* Start DATA *

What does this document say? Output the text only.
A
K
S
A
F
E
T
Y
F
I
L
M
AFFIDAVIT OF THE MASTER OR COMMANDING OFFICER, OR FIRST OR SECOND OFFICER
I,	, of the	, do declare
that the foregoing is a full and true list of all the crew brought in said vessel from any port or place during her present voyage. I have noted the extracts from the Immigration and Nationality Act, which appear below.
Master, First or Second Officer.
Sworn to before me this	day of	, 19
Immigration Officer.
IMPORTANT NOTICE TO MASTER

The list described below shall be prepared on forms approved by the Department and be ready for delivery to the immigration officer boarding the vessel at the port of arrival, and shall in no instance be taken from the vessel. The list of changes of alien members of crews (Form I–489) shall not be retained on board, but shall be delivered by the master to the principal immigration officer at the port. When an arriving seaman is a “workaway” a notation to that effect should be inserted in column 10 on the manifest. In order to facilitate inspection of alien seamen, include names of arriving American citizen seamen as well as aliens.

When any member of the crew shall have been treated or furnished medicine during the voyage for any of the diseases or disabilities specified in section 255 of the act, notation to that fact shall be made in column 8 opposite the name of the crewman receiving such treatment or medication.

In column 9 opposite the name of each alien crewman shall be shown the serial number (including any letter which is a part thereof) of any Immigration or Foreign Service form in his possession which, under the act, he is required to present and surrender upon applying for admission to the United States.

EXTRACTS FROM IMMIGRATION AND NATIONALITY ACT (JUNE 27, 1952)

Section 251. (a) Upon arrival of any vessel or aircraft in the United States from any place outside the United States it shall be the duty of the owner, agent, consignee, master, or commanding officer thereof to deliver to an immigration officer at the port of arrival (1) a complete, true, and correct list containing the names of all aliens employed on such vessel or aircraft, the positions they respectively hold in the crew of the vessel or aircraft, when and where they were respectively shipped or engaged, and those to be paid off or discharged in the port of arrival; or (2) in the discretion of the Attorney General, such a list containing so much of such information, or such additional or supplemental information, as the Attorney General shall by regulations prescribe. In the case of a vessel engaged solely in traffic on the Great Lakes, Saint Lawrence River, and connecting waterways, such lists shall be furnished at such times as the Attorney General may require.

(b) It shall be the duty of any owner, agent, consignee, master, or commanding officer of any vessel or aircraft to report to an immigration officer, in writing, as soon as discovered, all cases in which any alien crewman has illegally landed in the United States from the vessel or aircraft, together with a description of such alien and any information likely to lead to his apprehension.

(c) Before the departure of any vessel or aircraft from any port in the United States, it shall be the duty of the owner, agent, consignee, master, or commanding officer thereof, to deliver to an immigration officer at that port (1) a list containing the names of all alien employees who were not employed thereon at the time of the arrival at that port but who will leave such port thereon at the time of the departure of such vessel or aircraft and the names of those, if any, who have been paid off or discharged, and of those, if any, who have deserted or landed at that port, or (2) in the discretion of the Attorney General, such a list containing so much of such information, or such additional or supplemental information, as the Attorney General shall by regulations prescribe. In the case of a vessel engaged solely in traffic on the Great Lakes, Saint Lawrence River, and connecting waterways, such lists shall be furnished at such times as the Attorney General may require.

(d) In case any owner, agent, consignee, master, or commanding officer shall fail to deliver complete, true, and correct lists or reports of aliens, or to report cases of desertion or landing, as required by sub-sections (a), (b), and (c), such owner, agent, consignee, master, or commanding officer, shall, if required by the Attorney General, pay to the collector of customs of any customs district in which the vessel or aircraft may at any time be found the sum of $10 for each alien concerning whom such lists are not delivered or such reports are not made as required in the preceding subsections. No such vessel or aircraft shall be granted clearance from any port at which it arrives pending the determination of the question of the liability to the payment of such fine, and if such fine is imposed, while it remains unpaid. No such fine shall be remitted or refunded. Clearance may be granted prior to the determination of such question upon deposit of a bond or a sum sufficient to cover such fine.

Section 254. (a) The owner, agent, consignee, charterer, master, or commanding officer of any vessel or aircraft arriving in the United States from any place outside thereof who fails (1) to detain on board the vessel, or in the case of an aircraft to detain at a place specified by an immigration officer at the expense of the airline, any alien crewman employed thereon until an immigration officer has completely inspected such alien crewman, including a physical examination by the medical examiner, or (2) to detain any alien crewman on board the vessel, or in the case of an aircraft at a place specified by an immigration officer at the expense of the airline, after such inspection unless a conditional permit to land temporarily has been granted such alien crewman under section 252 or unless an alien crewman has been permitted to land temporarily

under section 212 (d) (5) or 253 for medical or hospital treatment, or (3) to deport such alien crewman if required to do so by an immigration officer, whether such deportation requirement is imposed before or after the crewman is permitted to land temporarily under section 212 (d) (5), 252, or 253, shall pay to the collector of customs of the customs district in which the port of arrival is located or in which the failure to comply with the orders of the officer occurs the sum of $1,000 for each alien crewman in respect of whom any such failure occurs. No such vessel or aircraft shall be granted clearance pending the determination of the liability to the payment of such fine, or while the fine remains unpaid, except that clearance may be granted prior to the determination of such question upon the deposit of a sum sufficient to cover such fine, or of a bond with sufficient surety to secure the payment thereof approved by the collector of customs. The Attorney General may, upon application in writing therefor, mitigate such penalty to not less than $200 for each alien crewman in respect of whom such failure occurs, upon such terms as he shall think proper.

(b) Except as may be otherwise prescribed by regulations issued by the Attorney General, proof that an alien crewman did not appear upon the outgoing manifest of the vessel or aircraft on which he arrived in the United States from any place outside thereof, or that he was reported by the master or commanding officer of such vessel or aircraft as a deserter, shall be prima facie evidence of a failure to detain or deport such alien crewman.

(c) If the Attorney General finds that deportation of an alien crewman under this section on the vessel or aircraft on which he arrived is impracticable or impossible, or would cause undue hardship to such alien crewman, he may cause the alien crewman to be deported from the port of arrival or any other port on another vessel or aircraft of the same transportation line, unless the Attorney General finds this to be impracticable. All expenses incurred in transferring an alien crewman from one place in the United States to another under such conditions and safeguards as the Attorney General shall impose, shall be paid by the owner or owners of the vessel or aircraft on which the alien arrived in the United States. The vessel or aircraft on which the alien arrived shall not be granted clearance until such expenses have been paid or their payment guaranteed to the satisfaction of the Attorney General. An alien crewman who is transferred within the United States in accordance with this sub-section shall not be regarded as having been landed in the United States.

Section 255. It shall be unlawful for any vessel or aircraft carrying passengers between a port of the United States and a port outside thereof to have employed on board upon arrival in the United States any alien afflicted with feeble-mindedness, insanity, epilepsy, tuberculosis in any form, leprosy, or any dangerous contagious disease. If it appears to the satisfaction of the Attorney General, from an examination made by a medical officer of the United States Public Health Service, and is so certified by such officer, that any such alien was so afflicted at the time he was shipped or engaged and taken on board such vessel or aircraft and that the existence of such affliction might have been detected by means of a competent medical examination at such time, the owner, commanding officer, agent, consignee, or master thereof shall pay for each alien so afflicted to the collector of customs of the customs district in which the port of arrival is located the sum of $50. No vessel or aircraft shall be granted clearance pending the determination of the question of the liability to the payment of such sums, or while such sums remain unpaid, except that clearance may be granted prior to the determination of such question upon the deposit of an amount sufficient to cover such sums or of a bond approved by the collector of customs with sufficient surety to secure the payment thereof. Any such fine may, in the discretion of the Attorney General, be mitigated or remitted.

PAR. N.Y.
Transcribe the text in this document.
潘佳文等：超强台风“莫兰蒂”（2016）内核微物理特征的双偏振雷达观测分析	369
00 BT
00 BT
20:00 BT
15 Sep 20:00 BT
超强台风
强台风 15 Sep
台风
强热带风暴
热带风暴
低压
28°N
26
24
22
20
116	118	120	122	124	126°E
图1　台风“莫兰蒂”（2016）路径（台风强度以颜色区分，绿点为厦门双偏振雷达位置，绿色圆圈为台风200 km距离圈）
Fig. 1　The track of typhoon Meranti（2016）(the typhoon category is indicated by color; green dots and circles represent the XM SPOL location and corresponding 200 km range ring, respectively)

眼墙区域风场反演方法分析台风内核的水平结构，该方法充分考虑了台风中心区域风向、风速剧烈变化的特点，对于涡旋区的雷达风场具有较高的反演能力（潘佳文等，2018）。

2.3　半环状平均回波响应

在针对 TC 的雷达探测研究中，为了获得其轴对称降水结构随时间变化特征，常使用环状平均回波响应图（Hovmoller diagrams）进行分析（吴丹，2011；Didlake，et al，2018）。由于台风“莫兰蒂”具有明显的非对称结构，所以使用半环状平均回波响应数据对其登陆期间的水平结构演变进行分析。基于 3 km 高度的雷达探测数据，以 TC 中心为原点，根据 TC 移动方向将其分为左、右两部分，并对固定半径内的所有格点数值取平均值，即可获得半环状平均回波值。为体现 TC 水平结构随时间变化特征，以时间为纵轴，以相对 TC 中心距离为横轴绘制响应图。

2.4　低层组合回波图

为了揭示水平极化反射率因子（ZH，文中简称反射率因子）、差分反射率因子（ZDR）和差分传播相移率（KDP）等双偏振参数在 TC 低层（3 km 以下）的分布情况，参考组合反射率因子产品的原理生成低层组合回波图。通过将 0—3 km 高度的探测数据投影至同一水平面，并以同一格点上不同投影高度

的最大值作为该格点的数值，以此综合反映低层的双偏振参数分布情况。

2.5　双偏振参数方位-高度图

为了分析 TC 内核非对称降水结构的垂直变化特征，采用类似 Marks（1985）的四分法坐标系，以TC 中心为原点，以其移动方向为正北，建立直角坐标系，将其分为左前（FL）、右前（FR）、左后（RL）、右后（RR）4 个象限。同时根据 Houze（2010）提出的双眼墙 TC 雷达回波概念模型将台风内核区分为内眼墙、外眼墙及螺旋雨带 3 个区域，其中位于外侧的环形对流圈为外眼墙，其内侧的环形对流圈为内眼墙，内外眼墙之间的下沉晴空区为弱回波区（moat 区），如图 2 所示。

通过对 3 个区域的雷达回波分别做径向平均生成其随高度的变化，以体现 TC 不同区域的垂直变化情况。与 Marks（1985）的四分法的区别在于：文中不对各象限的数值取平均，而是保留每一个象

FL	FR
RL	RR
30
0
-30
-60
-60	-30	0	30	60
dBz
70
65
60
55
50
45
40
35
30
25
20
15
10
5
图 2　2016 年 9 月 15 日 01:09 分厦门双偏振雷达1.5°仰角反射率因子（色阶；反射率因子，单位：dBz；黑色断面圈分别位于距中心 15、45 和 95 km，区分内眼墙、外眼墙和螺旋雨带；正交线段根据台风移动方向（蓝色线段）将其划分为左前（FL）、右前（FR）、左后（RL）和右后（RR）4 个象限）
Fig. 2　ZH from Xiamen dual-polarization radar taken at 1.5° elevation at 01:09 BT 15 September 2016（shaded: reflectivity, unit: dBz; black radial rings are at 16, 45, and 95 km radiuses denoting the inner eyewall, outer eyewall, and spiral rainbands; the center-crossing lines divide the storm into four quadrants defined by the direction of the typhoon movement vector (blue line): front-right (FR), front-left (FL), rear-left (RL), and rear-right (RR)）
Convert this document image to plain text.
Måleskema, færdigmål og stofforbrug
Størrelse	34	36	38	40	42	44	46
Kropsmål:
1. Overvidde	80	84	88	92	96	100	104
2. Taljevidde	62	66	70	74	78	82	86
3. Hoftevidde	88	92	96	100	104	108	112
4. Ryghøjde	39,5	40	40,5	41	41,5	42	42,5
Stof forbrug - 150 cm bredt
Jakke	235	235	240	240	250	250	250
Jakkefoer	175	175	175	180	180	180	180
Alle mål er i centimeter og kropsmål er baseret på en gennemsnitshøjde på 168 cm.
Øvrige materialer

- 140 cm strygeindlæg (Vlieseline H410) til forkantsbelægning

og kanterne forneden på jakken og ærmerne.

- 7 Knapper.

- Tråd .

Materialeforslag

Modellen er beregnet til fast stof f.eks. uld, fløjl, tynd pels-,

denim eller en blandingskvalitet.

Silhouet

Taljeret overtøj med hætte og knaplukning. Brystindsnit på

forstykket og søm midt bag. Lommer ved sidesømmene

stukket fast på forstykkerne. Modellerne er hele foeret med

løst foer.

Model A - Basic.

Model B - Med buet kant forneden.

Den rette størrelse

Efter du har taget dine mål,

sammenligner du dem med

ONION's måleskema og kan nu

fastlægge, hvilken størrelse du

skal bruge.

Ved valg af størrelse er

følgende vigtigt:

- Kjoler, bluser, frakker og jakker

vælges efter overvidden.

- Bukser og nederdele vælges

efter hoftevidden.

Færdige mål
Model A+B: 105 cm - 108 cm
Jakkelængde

* End DATA *

## WORK INSTRUCTIONS
The word "text" may appear on some lines of these records; state how many such lines there are, and nothing else.

## FINISHED ANSWER
3